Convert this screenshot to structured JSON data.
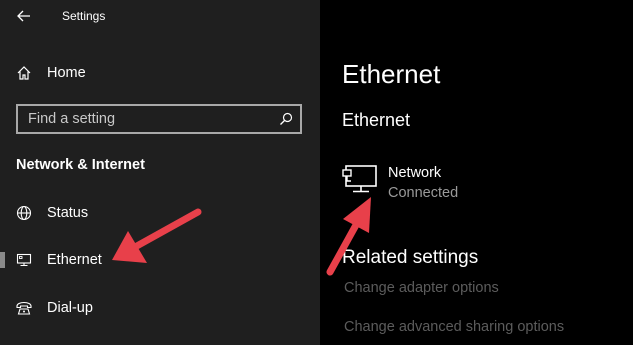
{
  "window": {
    "title": "Settings"
  },
  "sidebar": {
    "home_label": "Home",
    "search": {
      "placeholder": "Find a setting",
      "value": ""
    },
    "section_title": "Network & Internet",
    "items": [
      {
        "label": "Status",
        "icon": "globe-icon"
      },
      {
        "label": "Ethernet",
        "icon": "ethernet-icon",
        "selected": true
      },
      {
        "label": "Dial-up",
        "icon": "dialup-icon"
      }
    ]
  },
  "main": {
    "page_title": "Ethernet",
    "subsection_title": "Ethernet",
    "network": {
      "name": "Network",
      "status": "Connected",
      "icon": "ethernet-network-icon"
    },
    "related": {
      "title": "Related settings",
      "links": [
        "Change adapter options",
        "Change advanced sharing options"
      ]
    }
  },
  "colors": {
    "sidebar_bg": "#1f1f1f",
    "main_bg": "#000000",
    "annotation_arrow": "#e8404a",
    "link_disabled": "#5c5c5c"
  }
}
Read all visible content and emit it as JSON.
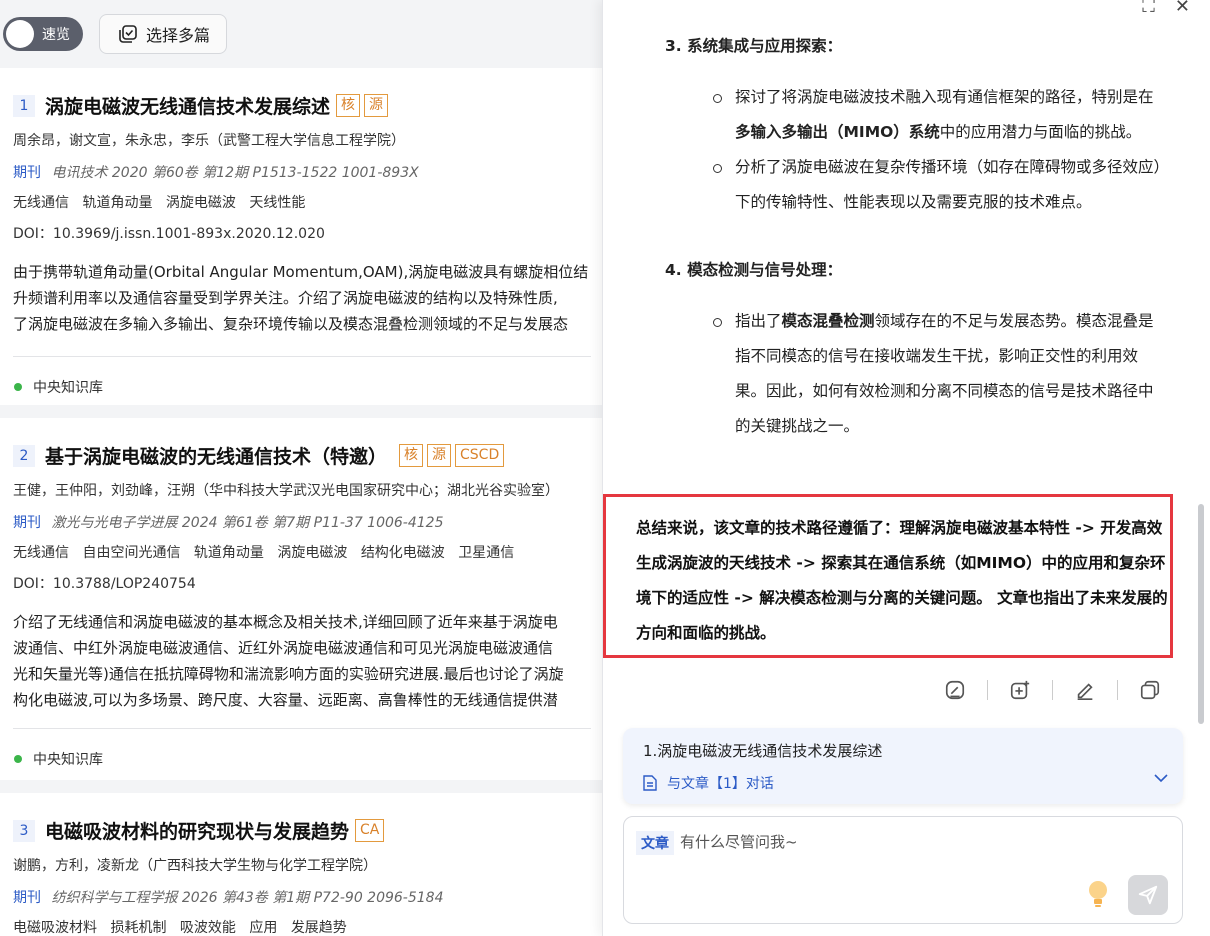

────────

From the listing, extract all text exactly as given and drop any picture.

Written reply:
Convert this screenshot to structured JSON data.
{
  "window": {
    "title": "Settings"
  },
  "sidebar": {
    "home_label": "Home",
    "search": {
      "placeholder": "Find a setting",
      "value": ""
    },
    "section_title": "Network & Internet",
    "items": [
      {
        "label": "Status",
        "icon": "globe-icon"
      },
      {
        "label": "Ethernet",
        "icon": "ethernet-icon",
        "selected": true
      },
      {
        "label": "Dial-up",
        "icon": "dialup-icon"
      }
    ]
  },
  "main": {
    "page_title": "Ethernet",
    "subsection_title": "Ethernet",
    "network": {
      "name": "Network",
      "status": "Connected",
      "icon": "ethernet-network-icon"
    },
    "related": {
      "title": "Related settings",
      "links": [
        "Change adapter options",
        "Change advanced sharing options"
      ]
    }
  },
  "colors": {
    "sidebar_bg": "#1f1f1f",
    "main_bg": "#000000",
    "annotation_arrow": "#e8404a",
    "link_disabled": "#5c5c5c"
  }
}
Read all visible content and emit it as JSON.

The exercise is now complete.